Look through the data below and work out how many lines contain the string "noise". Give the number alone.
━━━━━━━━━━
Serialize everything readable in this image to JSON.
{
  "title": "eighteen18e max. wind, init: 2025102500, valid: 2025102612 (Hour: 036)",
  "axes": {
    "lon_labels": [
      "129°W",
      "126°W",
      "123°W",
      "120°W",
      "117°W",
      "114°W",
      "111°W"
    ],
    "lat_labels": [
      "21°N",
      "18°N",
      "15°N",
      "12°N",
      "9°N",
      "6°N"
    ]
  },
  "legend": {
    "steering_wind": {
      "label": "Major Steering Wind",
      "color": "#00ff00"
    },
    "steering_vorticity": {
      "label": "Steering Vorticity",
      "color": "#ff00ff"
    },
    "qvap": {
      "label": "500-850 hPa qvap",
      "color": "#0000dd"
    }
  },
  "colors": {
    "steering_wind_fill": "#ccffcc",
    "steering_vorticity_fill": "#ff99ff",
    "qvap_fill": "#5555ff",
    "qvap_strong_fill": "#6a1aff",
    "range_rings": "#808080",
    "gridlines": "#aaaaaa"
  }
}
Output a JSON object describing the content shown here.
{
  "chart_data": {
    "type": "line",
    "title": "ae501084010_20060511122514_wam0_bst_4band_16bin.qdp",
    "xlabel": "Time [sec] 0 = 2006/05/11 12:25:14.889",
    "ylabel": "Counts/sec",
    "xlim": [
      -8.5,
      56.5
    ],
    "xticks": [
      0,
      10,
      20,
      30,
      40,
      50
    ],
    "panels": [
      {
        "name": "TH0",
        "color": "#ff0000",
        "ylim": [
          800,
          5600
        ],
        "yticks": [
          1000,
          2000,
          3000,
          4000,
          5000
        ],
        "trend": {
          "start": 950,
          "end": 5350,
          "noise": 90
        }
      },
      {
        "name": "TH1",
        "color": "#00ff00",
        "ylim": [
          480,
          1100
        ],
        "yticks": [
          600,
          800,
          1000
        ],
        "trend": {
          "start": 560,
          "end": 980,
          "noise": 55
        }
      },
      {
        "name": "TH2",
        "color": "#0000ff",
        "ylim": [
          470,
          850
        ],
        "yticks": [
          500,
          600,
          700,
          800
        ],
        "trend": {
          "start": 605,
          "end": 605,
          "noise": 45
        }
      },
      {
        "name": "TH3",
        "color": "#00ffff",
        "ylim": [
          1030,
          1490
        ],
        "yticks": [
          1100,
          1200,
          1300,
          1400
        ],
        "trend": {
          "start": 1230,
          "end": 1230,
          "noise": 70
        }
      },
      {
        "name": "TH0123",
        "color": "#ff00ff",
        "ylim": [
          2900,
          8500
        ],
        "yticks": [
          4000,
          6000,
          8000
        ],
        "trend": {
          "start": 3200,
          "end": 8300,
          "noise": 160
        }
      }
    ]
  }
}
━━━━━━━━━━
Answer to the task >> 5